= PAGE TEXT =
If you paid to get a COVID-19 vaccine
When you get a COVID-19 vaccine, your provider can’t charge you for an office visit or other fee if the vaccine is the only medical service you get.If you get other medical services at the same time you get the COVID-19 vaccine, you may owe a copayment or deductible for those services.
If you paid a fee or got a bill for a COVID-19 vaccine, check this list to see if your provider should have charged you:
- Check the receipts and statements you get from your provider for any mistakes.
- Call your provider’s office to ask about any charges you think are incorrect. The person you speak to may help you better understand the services you got, or realize they made a billing error.
- If you have Original Medicare, review your “Medicare Summary Notice” for errors. Report anything suspicious to Medicare by calling 1-800-MEDICARE (1-800-633-4227).
- If you have other coverage like a Medicare Advantage Plan, review your “Explanation of Benefits.” Report anything suspicious to your insurer.

= COMPLETE THE FOLLOWING =
a. Using the COVID-19 vaccine billing text, answer these questions:
(i) What phone number should people with Original Medicare call to report something suspicious?
(ii) Which document should people with a Medicare Advantage Plan review?
(iii) What might you owe if you get other medical services along with the vaccine?
b. Shorten the paragraph in the COVID-19 vaccine billing text that begins "When you get a COVID-19 vaccine" and keep its main facts.
c. Carry the COVID-19 vaccine billing text forward from its last bullet.

Page layout parsing data

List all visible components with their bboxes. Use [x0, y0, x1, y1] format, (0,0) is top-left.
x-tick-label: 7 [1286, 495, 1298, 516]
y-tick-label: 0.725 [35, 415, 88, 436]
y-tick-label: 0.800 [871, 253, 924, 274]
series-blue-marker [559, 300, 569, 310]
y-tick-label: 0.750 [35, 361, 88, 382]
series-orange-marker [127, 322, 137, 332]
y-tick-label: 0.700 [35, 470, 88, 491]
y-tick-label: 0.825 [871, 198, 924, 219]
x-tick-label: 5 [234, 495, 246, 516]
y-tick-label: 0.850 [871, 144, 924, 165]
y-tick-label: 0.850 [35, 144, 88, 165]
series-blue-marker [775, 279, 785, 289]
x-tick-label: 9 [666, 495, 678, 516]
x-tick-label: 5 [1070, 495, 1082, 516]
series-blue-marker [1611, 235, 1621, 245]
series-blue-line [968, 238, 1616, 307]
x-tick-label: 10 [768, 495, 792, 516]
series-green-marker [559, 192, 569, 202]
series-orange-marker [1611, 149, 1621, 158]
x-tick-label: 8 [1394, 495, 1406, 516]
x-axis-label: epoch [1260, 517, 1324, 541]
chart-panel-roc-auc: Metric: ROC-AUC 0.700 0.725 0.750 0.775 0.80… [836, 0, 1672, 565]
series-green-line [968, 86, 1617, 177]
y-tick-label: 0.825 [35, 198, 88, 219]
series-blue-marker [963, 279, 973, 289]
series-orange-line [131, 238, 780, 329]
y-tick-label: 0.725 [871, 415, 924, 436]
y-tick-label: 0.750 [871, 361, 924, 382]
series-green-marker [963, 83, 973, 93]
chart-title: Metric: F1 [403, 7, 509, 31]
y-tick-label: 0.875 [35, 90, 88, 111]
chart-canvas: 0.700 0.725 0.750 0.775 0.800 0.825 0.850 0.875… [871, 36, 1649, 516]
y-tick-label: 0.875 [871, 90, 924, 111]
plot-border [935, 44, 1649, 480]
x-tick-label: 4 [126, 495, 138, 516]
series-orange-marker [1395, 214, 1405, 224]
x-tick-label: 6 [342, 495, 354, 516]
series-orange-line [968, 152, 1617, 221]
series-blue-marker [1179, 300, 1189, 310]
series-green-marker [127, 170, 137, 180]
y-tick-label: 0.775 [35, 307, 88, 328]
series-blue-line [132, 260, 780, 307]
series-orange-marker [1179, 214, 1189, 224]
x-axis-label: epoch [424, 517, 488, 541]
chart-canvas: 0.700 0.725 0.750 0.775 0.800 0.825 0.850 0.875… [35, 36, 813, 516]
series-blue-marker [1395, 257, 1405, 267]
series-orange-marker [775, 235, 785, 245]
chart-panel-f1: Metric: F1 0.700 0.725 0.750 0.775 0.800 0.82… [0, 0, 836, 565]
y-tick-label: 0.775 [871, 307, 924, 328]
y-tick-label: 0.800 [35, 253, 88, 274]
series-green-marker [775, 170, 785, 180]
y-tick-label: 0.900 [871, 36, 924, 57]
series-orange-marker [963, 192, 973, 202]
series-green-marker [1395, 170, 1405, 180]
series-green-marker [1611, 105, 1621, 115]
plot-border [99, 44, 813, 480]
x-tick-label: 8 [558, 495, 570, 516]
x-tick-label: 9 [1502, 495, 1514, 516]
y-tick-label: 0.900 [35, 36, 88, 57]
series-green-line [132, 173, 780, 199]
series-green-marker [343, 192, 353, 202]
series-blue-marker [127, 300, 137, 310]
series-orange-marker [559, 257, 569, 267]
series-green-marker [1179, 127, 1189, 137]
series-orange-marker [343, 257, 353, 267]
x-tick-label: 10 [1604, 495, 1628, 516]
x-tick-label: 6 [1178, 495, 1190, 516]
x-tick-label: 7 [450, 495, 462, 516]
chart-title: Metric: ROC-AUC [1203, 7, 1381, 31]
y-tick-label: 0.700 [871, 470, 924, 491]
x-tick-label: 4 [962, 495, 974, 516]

= ANSWERS PER TASK =
a.
(i) 1-800-MEDICARE (1-800-633-4227)
(ii) Their "Explanation of Benefits"
(iii) A copayment or deductible for those other services

b. If the COVID-19 vaccine is your only medical service, your provider can't charge you an office visit or other fee. If you get other medical services during the same visit, you may owe a copayment or deductible for them.

c.
If you think your provider incorrectly charged you for the COVID-19 vaccine, ask them for a refund. If you think your provider charged you for an office visit or other fee, but the only service you got was a COVID-19 vaccine, report them to the Office of the Inspector General, U.S. Department of Health and Human Services by calling 1-800-HHS-TIPS or visiting TIPS.HHS.GOV.
Be alert for scammers trying to steal your Medicare Number
Medicare covers the vaccine at no cost to you, soif anyone asks you for your Medicare Number to get access to the vaccine, you can bet it’s a scam.
Here’s what to know:
- You can’t pay to put your name on a list to get the vaccine.
- You can’t pay to get access to a vaccine.
- Don’t share your personal or financial information if someone calls, texts, or emails you promising access to the vaccine for a fee.
Scammers may use the COVID-19 public health emergency to take advantage of people while they’re distracted. As always, guard your Medicare card like a credit card, check Medicare claims summary forms for errors. If someone calls asking for your Medicare Number, hang up.
How to stay up to date
- CDC.gov/coronavirus has the latest public health and safety information from CDC and for the overarching medical and health provider community on COVID-19.
- USA.gov has the latest information about what the U.S. Government is doing in response to COVID-19.